DATASET ENTRIES »
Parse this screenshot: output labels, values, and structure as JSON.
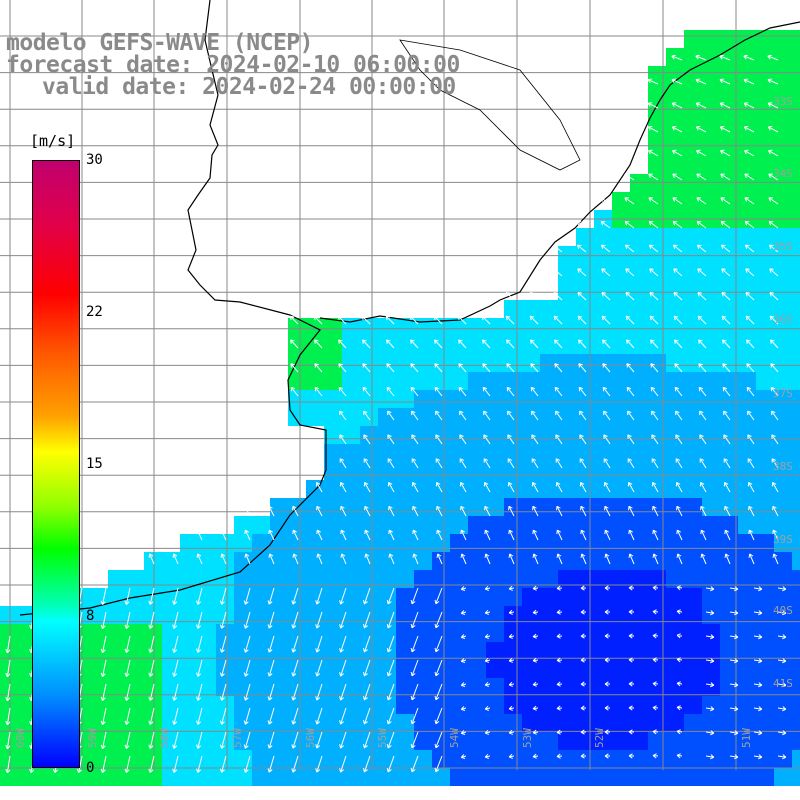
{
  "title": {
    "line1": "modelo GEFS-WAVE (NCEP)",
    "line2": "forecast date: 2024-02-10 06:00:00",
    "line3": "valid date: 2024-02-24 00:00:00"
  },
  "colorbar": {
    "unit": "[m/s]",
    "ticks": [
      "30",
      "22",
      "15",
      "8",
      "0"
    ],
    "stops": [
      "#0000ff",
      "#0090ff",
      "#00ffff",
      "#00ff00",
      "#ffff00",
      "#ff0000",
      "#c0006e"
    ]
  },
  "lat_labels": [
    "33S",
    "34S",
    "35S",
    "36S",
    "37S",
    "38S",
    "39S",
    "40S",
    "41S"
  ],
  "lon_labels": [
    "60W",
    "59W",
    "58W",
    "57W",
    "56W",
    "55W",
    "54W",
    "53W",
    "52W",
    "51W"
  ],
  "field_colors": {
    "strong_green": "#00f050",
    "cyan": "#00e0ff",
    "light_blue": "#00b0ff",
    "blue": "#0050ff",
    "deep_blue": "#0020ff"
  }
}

EXERCISE AIM » Write out all the entries exactly, except for the pictures.

ANSWER TO THIS PROBLEM »
Parse this screenshot: output labels, values, and structure as JSON.
{
  "title": {
    "line1": "modelo GEFS-WAVE (NCEP)",
    "line2": "forecast date: 2024-02-10 06:00:00",
    "line3": "valid date: 2024-02-24 00:00:00"
  },
  "colorbar": {
    "unit": "[m/s]",
    "ticks": [
      "30",
      "22",
      "15",
      "8",
      "0"
    ],
    "stops": [
      "#0000ff",
      "#0090ff",
      "#00ffff",
      "#00ff00",
      "#ffff00",
      "#ff0000",
      "#c0006e"
    ]
  },
  "lat_labels": [
    "33S",
    "34S",
    "35S",
    "36S",
    "37S",
    "38S",
    "39S",
    "40S",
    "41S"
  ],
  "lon_labels": [
    "60W",
    "59W",
    "58W",
    "57W",
    "56W",
    "55W",
    "54W",
    "53W",
    "52W",
    "51W"
  ],
  "field_colors": {
    "strong_green": "#00f050",
    "cyan": "#00e0ff",
    "light_blue": "#00b0ff",
    "blue": "#0050ff",
    "deep_blue": "#0020ff"
  }
}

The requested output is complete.